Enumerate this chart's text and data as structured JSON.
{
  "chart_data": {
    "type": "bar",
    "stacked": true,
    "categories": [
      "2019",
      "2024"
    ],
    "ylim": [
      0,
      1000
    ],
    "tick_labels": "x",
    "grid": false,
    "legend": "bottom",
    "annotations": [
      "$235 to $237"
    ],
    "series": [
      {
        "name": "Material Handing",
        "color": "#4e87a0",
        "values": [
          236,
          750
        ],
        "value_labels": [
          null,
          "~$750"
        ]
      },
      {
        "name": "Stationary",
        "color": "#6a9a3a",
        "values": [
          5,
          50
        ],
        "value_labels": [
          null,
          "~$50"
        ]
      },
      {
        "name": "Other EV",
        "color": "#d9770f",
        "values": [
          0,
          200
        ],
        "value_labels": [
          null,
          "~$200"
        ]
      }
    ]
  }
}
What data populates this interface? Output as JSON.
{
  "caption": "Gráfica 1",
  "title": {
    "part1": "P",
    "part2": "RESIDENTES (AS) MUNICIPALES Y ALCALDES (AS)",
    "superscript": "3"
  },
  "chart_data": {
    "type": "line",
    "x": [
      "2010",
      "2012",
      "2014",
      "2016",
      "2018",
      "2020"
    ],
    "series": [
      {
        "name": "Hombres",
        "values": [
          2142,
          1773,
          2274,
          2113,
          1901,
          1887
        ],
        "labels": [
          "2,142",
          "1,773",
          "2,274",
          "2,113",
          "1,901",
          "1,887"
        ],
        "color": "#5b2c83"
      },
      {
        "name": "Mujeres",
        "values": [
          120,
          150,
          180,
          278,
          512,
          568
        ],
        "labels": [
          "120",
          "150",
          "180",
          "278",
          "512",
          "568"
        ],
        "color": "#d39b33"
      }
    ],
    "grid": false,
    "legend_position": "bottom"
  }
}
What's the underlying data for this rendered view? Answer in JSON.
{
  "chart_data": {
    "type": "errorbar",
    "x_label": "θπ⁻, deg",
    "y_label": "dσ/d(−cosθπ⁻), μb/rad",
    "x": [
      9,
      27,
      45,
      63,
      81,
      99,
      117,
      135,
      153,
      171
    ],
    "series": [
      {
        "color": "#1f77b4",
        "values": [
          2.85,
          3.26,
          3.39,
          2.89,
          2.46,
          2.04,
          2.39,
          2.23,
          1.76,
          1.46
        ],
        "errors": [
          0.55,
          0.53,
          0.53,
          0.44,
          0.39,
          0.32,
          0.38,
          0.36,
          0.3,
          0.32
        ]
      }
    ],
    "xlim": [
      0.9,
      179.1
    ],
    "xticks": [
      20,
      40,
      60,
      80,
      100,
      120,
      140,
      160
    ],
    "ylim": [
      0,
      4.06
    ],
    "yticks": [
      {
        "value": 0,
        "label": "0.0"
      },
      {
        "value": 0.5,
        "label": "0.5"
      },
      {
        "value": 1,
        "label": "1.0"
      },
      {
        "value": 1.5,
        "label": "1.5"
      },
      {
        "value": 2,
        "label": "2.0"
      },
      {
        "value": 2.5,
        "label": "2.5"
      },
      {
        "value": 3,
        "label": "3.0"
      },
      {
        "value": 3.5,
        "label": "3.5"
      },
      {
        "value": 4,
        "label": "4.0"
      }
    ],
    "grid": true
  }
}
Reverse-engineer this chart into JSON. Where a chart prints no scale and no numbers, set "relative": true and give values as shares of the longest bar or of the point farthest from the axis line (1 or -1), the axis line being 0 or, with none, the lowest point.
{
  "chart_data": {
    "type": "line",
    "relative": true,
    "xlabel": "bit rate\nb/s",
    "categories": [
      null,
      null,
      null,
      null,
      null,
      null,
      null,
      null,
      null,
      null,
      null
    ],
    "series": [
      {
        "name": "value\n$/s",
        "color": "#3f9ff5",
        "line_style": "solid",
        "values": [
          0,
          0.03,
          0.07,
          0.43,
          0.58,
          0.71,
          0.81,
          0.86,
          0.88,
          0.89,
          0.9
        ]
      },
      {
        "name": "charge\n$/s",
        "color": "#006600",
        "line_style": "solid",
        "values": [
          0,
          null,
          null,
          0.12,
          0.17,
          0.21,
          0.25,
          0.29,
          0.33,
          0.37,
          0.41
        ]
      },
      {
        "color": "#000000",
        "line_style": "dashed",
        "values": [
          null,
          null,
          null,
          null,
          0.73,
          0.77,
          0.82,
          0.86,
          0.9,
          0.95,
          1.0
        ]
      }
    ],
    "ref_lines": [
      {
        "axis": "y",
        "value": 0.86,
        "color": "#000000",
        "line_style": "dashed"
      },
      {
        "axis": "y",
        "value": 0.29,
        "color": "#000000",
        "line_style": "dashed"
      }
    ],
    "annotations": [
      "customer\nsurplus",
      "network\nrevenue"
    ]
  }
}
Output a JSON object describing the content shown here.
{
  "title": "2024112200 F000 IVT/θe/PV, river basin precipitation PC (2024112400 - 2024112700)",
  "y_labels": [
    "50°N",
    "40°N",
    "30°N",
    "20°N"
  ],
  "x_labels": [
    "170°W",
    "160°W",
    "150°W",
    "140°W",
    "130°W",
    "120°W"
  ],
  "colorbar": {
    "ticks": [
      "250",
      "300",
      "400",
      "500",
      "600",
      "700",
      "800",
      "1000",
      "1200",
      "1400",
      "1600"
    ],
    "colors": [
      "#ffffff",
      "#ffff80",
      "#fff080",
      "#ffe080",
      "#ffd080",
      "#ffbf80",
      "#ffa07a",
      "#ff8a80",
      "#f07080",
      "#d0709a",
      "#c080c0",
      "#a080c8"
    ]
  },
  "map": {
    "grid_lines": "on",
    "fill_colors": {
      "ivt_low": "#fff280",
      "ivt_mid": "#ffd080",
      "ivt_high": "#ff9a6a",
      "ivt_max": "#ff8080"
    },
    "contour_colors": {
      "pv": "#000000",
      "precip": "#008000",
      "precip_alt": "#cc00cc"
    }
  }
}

· · ·

## Exercise:
Copy out the full set of records precisely, leaving nothing out.

## Complete answer:
Enumerate this chart's text and data as structured JSON.
{
  "chart_data": {
    "type": "bar",
    "stacked": true,
    "categories": [
      "2019",
      "2024"
    ],
    "ylim": [
      0,
      1000
    ],
    "tick_labels": "x",
    "grid": false,
    "legend": "bottom",
    "annotations": [
      "$235 to $237"
    ],
    "series": [
      {
        "name": "Material Handing",
        "color": "#4e87a0",
        "values": [
          236,
          750
        ],
        "value_labels": [
          null,
          "~$750"
        ]
      },
      {
        "name": "Stationary",
        "color": "#6a9a3a",
        "values": [
          5,
          50
        ],
        "value_labels": [
          null,
          "~$50"
        ]
      },
      {
        "name": "Other EV",
        "color": "#d9770f",
        "values": [
          0,
          200
        ],
        "value_labels": [
          null,
          "~$200"
        ]
      }
    ]
  }
}
What data populates this interface? Output as JSON.
{
  "caption": "Gráfica 1",
  "title": {
    "part1": "P",
    "part2": "RESIDENTES (AS) MUNICIPALES Y ALCALDES (AS)",
    "superscript": "3"
  },
  "chart_data": {
    "type": "line",
    "x": [
      "2010",
      "2012",
      "2014",
      "2016",
      "2018",
      "2020"
    ],
    "series": [
      {
        "name": "Hombres",
        "values": [
          2142,
          1773,
          2274,
          2113,
          1901,
          1887
        ],
        "labels": [
          "2,142",
          "1,773",
          "2,274",
          "2,113",
          "1,901",
          "1,887"
        ],
        "color": "#5b2c83"
      },
      {
        "name": "Mujeres",
        "values": [
          120,
          150,
          180,
          278,
          512,
          568
        ],
        "labels": [
          "120",
          "150",
          "180",
          "278",
          "512",
          "568"
        ],
        "color": "#d39b33"
      }
    ],
    "grid": false,
    "legend_position": "bottom"
  }
}
What's the underlying data for this rendered view? Answer in JSON.
{
  "chart_data": {
    "type": "errorbar",
    "x_label": "θπ⁻, deg",
    "y_label": "dσ/d(−cosθπ⁻), μb/rad",
    "x": [
      9,
      27,
      45,
      63,
      81,
      99,
      117,
      135,
      153,
      171
    ],
    "series": [
      {
        "color": "#1f77b4",
        "values": [
          2.85,
          3.26,
          3.39,
          2.89,
          2.46,
          2.04,
          2.39,
          2.23,
          1.76,
          1.46
        ],
        "errors": [
          0.55,
          0.53,
          0.53,
          0.44,
          0.39,
          0.32,
          0.38,
          0.36,
          0.3,
          0.32
        ]
      }
    ],
    "xlim": [
      0.9,
      179.1
    ],
    "xticks": [
      20,
      40,
      60,
      80,
      100,
      120,
      140,
      160
    ],
    "ylim": [
      0,
      4.06
    ],
    "yticks": [
      {
        "value": 0,
        "label": "0.0"
      },
      {
        "value": 0.5,
        "label": "0.5"
      },
      {
        "value": 1,
        "label": "1.0"
      },
      {
        "value": 1.5,
        "label": "1.5"
      },
      {
        "value": 2,
        "label": "2.0"
      },
      {
        "value": 2.5,
        "label": "2.5"
      },
      {
        "value": 3,
        "label": "3.0"
      },
      {
        "value": 3.5,
        "label": "3.5"
      },
      {
        "value": 4,
        "label": "4.0"
      }
    ],
    "grid": true
  }
}
Reverse-engineer this chart into JSON. Where a chart prints no scale and no numbers, set "relative": true and give values as shares of the longest bar or of the point farthest from the axis line (1 or -1), the axis line being 0 or, with none, the lowest point.
{
  "chart_data": {
    "type": "line",
    "relative": true,
    "xlabel": "bit rate\nb/s",
    "categories": [
      null,
      null,
      null,
      null,
      null,
      null,
      null,
      null,
      null,
      null,
      null
    ],
    "series": [
      {
        "name": "value\n$/s",
        "color": "#3f9ff5",
        "line_style": "solid",
        "values": [
          0,
          0.03,
          0.07,
          0.43,
          0.58,
          0.71,
          0.81,
          0.86,
          0.88,
          0.89,
          0.9
        ]
      },
      {
        "name": "charge\n$/s",
        "color": "#006600",
        "line_style": "solid",
        "values": [
          0,
          null,
          null,
          0.12,
          0.17,
          0.21,
          0.25,
          0.29,
          0.33,
          0.37,
          0.41
        ]
      },
      {
        "color": "#000000",
        "line_style": "dashed",
        "values": [
          null,
          null,
          null,
          null,
          0.73,
          0.77,
          0.82,
          0.86,
          0.9,
          0.95,
          1.0
        ]
      }
    ],
    "ref_lines": [
      {
        "axis": "y",
        "value": 0.86,
        "color": "#000000",
        "line_style": "dashed"
      },
      {
        "axis": "y",
        "value": 0.29,
        "color": "#000000",
        "line_style": "dashed"
      }
    ],
    "annotations": [
      "customer\nsurplus",
      "network\nrevenue"
    ]
  }
}
Output a JSON object describing the content shown here.
{
  "title": "2024112200 F000 IVT/θe/PV, river basin precipitation PC (2024112400 - 2024112700)",
  "y_labels": [
    "50°N",
    "40°N",
    "30°N",
    "20°N"
  ],
  "x_labels": [
    "170°W",
    "160°W",
    "150°W",
    "140°W",
    "130°W",
    "120°W"
  ],
  "colorbar": {
    "ticks": [
      "250",
      "300",
      "400",
      "500",
      "600",
      "700",
      "800",
      "1000",
      "1200",
      "1400",
      "1600"
    ],
    "colors": [
      "#ffffff",
      "#ffff80",
      "#fff080",
      "#ffe080",
      "#ffd080",
      "#ffbf80",
      "#ffa07a",
      "#ff8a80",
      "#f07080",
      "#d0709a",
      "#c080c0",
      "#a080c8"
    ]
  },
  "map": {
    "grid_lines": "on",
    "fill_colors": {
      "ivt_low": "#fff280",
      "ivt_mid": "#ffd080",
      "ivt_high": "#ff9a6a",
      "ivt_max": "#ff8080"
    },
    "contour_colors": {
      "pv": "#000000",
      "precip": "#008000",
      "precip_alt": "#cc00cc"
    }
  }
}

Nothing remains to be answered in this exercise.